Try it —
Within the data below, state how many lines contain the string "cancel". Provide the number only.

**** Recorded data

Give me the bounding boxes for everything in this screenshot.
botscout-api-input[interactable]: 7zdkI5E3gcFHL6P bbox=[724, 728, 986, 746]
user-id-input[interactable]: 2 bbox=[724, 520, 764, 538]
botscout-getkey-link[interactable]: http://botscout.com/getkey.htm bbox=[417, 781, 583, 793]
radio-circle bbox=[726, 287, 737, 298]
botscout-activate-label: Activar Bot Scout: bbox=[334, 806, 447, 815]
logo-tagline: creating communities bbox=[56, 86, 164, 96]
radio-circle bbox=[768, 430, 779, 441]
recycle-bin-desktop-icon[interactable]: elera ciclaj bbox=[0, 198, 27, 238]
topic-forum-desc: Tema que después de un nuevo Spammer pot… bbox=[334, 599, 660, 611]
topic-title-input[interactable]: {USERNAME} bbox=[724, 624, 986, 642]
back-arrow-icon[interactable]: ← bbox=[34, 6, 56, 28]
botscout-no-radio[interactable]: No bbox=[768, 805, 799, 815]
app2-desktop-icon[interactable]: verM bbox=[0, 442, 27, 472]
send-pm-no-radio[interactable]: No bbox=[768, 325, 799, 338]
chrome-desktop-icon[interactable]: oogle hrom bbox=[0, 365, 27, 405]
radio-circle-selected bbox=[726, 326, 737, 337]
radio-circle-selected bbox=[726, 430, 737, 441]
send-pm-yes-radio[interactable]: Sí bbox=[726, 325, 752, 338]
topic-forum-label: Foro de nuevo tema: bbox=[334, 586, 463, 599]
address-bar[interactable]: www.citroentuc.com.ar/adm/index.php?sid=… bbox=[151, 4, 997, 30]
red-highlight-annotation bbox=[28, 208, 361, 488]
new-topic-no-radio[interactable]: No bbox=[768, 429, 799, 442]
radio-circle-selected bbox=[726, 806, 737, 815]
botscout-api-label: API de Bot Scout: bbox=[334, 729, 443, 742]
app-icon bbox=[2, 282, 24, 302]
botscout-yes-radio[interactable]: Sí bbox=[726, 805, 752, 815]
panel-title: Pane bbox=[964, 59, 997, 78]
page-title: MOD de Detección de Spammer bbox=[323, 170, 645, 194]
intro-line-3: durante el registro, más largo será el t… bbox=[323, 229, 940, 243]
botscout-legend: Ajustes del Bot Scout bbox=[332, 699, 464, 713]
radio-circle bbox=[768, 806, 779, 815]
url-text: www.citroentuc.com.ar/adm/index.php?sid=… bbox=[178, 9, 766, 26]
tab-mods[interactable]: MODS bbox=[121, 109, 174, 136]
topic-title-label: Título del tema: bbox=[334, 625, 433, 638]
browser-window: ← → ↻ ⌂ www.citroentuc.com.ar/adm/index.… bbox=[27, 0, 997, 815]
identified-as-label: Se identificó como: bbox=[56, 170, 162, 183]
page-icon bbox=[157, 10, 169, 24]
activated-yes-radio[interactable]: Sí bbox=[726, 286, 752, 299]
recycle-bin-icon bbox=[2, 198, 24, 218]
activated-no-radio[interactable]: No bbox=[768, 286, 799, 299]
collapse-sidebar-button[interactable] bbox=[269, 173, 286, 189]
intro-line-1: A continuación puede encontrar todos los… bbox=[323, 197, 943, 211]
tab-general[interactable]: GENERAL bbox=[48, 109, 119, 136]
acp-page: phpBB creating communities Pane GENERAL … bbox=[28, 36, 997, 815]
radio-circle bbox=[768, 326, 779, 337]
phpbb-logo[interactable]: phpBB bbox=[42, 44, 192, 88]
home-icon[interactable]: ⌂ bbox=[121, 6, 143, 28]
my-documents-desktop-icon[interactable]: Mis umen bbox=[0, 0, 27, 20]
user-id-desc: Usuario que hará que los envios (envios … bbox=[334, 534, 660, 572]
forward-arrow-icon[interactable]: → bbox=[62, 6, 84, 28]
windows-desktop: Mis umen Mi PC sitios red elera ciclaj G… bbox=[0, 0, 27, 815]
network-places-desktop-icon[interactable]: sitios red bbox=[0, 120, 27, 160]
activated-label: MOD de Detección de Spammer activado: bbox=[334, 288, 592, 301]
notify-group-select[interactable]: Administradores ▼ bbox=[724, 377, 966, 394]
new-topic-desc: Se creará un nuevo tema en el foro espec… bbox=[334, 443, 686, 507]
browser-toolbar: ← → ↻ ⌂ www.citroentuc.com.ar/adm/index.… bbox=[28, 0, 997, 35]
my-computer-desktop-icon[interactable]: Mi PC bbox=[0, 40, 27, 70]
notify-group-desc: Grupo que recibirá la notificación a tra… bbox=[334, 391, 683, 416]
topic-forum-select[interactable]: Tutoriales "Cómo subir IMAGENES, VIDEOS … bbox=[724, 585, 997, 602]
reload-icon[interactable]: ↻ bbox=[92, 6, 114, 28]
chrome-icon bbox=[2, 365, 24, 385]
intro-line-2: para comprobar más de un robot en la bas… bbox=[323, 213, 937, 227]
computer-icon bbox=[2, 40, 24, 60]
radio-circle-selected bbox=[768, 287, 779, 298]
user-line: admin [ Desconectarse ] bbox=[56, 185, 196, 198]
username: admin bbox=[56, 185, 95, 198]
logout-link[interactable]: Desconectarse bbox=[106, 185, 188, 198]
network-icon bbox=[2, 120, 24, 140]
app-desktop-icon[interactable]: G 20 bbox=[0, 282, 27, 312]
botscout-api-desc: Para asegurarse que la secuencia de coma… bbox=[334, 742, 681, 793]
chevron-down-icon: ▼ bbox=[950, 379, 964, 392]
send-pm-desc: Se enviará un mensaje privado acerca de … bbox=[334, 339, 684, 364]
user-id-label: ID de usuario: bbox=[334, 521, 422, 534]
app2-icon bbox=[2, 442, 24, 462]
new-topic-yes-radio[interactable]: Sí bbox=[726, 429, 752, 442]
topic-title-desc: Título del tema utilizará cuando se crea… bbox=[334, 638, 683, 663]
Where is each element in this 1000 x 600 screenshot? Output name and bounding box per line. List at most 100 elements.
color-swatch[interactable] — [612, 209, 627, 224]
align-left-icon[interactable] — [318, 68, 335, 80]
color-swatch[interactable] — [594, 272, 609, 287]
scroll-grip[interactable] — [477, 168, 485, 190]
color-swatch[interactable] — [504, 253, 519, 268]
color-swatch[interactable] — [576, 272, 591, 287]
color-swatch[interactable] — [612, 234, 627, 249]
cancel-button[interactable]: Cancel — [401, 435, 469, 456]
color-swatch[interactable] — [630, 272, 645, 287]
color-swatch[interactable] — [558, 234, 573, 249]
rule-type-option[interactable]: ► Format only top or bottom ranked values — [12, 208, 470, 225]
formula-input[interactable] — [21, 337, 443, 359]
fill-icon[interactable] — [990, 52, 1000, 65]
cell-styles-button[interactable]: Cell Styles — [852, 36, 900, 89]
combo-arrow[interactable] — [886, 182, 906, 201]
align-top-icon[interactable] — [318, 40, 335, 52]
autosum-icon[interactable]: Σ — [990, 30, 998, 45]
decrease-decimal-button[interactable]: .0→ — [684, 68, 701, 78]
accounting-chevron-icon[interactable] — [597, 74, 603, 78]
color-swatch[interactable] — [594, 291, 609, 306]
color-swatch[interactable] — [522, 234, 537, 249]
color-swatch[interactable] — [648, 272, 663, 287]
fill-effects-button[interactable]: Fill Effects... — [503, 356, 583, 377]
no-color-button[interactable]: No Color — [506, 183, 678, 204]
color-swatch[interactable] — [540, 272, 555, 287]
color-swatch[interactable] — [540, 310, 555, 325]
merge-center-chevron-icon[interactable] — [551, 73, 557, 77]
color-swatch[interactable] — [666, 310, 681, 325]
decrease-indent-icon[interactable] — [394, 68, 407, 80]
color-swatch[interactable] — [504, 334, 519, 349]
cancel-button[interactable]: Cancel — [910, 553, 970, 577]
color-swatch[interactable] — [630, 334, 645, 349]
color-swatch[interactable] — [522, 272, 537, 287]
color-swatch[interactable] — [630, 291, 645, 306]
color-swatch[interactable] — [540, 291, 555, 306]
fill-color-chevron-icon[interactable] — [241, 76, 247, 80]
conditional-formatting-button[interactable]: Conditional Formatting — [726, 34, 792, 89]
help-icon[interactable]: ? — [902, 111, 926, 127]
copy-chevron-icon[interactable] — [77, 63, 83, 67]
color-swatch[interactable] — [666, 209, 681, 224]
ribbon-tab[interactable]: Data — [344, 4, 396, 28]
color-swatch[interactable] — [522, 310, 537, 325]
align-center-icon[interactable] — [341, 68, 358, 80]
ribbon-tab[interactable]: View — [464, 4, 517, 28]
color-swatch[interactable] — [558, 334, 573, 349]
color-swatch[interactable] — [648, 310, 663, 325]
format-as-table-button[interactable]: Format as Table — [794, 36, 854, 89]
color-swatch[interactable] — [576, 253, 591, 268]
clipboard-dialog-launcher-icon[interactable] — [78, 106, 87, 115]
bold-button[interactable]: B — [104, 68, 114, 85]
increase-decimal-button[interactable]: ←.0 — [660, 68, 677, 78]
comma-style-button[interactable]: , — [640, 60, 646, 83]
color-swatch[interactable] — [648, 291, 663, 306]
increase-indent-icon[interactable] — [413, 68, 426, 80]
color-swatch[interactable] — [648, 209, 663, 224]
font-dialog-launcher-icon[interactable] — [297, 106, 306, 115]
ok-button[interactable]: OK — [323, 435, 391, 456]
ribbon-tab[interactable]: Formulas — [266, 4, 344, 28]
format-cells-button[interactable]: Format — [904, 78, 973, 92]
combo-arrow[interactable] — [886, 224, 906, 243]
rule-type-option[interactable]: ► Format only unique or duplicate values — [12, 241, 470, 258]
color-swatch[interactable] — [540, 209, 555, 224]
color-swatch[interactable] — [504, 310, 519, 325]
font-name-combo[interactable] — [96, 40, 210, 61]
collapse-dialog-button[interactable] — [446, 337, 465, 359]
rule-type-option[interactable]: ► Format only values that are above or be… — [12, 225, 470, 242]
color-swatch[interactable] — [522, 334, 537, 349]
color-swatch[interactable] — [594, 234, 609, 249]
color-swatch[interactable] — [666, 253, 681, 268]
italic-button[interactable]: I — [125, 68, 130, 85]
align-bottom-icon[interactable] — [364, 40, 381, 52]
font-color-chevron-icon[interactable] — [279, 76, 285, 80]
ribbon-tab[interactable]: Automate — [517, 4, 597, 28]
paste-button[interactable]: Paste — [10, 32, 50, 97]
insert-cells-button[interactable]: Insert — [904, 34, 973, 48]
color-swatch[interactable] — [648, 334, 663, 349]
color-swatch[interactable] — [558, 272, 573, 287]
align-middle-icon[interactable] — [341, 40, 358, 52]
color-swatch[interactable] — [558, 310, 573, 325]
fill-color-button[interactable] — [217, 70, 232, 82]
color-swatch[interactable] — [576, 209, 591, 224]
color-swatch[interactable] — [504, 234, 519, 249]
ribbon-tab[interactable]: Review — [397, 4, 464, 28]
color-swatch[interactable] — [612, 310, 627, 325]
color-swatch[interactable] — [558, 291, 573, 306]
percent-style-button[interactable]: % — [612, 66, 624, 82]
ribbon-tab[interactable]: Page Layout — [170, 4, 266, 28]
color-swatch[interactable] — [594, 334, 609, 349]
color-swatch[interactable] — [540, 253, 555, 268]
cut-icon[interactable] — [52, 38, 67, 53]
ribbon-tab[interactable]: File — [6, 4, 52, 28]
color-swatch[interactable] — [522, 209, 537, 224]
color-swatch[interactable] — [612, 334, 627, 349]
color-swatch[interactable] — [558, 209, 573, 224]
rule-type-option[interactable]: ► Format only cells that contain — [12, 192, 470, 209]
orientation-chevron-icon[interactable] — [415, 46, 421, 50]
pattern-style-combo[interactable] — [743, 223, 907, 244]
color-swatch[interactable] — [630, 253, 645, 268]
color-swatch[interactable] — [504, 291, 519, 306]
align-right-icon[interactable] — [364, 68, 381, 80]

********

Task response —
2